Using the material below, copy every line where "icon" appears.

[Collection entries]
-------
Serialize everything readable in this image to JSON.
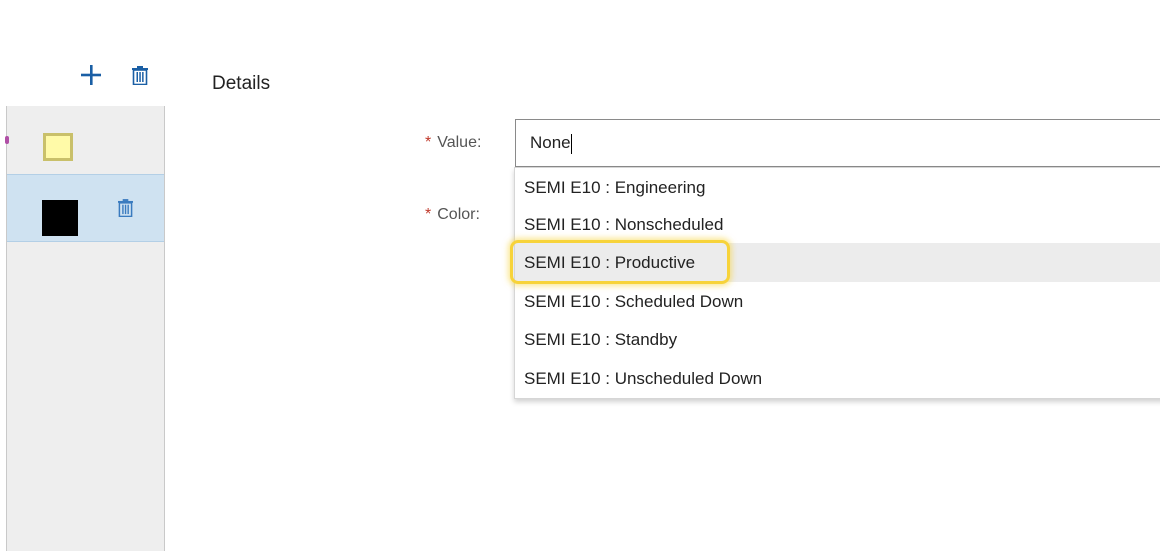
{
  "toolbar": {
    "add_icon": "plus-icon",
    "delete_icon": "trash-icon"
  },
  "colors": {
    "accent": "#1a5fa5",
    "selected_row": "#cfe2f1",
    "required": "#c0392b",
    "highlight": "#f7d33a"
  },
  "list": {
    "rows": [
      {
        "swatch_color": "#fffaa8",
        "selected": false
      },
      {
        "swatch_color": "#000000",
        "selected": true
      }
    ]
  },
  "details": {
    "title": "Details",
    "value_label": "Value:",
    "color_label": "Color:",
    "required_mark": "*",
    "value_input": "None"
  },
  "dropdown": {
    "options": [
      "SEMI E10 : Engineering",
      "SEMI E10 : Nonscheduled",
      "SEMI E10 : Productive",
      "SEMI E10 : Scheduled Down",
      "SEMI E10 : Standby",
      "SEMI E10 : Unscheduled Down"
    ],
    "hovered_index": 2
  }
}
-------
RESPONSE FOR THIS EXERCISE:
    "add_icon": "plus-icon",
    "delete_icon": "trash-icon"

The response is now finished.